RECORD EXTRACTS
## Begin
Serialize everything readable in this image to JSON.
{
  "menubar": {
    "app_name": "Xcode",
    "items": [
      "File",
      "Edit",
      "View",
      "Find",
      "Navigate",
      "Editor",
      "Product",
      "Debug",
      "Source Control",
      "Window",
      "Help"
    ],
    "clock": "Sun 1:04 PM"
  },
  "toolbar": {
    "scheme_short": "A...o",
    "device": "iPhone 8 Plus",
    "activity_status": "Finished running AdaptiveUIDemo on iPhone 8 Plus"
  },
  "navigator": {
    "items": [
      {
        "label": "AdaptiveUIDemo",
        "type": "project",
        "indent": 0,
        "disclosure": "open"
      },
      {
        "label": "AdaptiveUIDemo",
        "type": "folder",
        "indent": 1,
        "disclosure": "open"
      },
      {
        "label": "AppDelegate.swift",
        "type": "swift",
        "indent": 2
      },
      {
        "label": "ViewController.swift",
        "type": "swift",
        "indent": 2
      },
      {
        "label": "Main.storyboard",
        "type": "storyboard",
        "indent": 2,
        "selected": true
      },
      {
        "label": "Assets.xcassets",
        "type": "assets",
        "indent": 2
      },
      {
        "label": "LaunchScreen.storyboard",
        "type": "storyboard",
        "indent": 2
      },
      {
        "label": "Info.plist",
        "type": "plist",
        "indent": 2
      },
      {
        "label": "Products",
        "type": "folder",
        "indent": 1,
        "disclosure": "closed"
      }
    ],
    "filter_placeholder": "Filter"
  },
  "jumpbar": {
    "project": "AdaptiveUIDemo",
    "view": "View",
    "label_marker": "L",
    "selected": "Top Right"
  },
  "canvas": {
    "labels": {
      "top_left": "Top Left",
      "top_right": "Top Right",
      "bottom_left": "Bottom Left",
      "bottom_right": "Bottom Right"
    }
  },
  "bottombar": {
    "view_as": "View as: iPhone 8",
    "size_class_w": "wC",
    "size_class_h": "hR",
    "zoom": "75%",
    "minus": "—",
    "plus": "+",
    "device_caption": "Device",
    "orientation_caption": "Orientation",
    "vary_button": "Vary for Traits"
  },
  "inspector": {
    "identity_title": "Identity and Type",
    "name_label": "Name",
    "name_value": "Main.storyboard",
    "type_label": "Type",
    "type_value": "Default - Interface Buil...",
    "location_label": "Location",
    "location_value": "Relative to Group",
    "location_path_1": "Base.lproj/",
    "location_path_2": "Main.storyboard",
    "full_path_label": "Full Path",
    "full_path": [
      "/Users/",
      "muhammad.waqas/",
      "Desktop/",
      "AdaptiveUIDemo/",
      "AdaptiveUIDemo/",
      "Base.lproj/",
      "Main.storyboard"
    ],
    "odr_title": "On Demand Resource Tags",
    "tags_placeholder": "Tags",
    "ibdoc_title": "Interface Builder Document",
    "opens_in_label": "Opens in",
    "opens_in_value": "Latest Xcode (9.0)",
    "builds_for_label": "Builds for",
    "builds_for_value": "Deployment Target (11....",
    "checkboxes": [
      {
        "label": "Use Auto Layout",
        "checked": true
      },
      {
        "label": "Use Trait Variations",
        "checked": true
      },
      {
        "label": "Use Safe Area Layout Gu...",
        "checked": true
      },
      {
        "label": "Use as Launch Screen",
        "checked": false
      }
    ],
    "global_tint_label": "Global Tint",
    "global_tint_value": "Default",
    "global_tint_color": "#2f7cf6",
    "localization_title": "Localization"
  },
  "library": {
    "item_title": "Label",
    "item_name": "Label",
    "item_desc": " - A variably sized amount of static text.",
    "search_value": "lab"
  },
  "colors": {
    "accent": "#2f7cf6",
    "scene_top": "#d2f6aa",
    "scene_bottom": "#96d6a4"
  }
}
## End
TASK GOAL
Every line of the data above should be copied exactly.

ANSWER
Serialize everything readable in this image to JSON.
{
  "menubar": {
    "app_name": "Xcode",
    "items": [
      "File",
      "Edit",
      "View",
      "Find",
      "Navigate",
      "Editor",
      "Product",
      "Debug",
      "Source Control",
      "Window",
      "Help"
    ],
    "clock": "Sun 1:04 PM"
  },
  "toolbar": {
    "scheme_short": "A...o",
    "device": "iPhone 8 Plus",
    "activity_status": "Finished running AdaptiveUIDemo on iPhone 8 Plus"
  },
  "navigator": {
    "items": [
      {
        "label": "AdaptiveUIDemo",
        "type": "project",
        "indent": 0,
        "disclosure": "open"
      },
      {
        "label": "AdaptiveUIDemo",
        "type": "folder",
        "indent": 1,
        "disclosure": "open"
      },
      {
        "label": "AppDelegate.swift",
        "type": "swift",
        "indent": 2
      },
      {
        "label": "ViewController.swift",
        "type": "swift",
        "indent": 2
      },
      {
        "label": "Main.storyboard",
        "type": "storyboard",
        "indent": 2,
        "selected": true
      },
      {
        "label": "Assets.xcassets",
        "type": "assets",
        "indent": 2
      },
      {
        "label": "LaunchScreen.storyboard",
        "type": "storyboard",
        "indent": 2
      },
      {
        "label": "Info.plist",
        "type": "plist",
        "indent": 2
      },
      {
        "label": "Products",
        "type": "folder",
        "indent": 1,
        "disclosure": "closed"
      }
    ],
    "filter_placeholder": "Filter"
  },
  "jumpbar": {
    "project": "AdaptiveUIDemo",
    "view": "View",
    "label_marker": "L",
    "selected": "Top Right"
  },
  "canvas": {
    "labels": {
      "top_left": "Top Left",
      "top_right": "Top Right",
      "bottom_left": "Bottom Left",
      "bottom_right": "Bottom Right"
    }
  },
  "bottombar": {
    "view_as": "View as: iPhone 8",
    "size_class_w": "wC",
    "size_class_h": "hR",
    "zoom": "75%",
    "minus": "—",
    "plus": "+",
    "device_caption": "Device",
    "orientation_caption": "Orientation",
    "vary_button": "Vary for Traits"
  },
  "inspector": {
    "identity_title": "Identity and Type",
    "name_label": "Name",
    "name_value": "Main.storyboard",
    "type_label": "Type",
    "type_value": "Default - Interface Buil...",
    "location_label": "Location",
    "location_value": "Relative to Group",
    "location_path_1": "Base.lproj/",
    "location_path_2": "Main.storyboard",
    "full_path_label": "Full Path",
    "full_path": [
      "/Users/",
      "muhammad.waqas/",
      "Desktop/",
      "AdaptiveUIDemo/",
      "AdaptiveUIDemo/",
      "Base.lproj/",
      "Main.storyboard"
    ],
    "odr_title": "On Demand Resource Tags",
    "tags_placeholder": "Tags",
    "ibdoc_title": "Interface Builder Document",
    "opens_in_label": "Opens in",
    "opens_in_value": "Latest Xcode (9.0)",
    "builds_for_label": "Builds for",
    "builds_for_value": "Deployment Target (11....",
    "checkboxes": [
      {
        "label": "Use Auto Layout",
        "checked": true
      },
      {
        "label": "Use Trait Variations",
        "checked": true
      },
      {
        "label": "Use Safe Area Layout Gu...",
        "checked": true
      },
      {
        "label": "Use as Launch Screen",
        "checked": false
      }
    ],
    "global_tint_label": "Global Tint",
    "global_tint_value": "Default",
    "global_tint_color": "#2f7cf6",
    "localization_title": "Localization"
  },
  "library": {
    "item_title": "Label",
    "item_name": "Label",
    "item_desc": " - A variably sized amount of static text.",
    "search_value": "lab"
  },
  "colors": {
    "accent": "#2f7cf6",
    "scene_top": "#d2f6aa",
    "scene_bottom": "#96d6a4"
  }
}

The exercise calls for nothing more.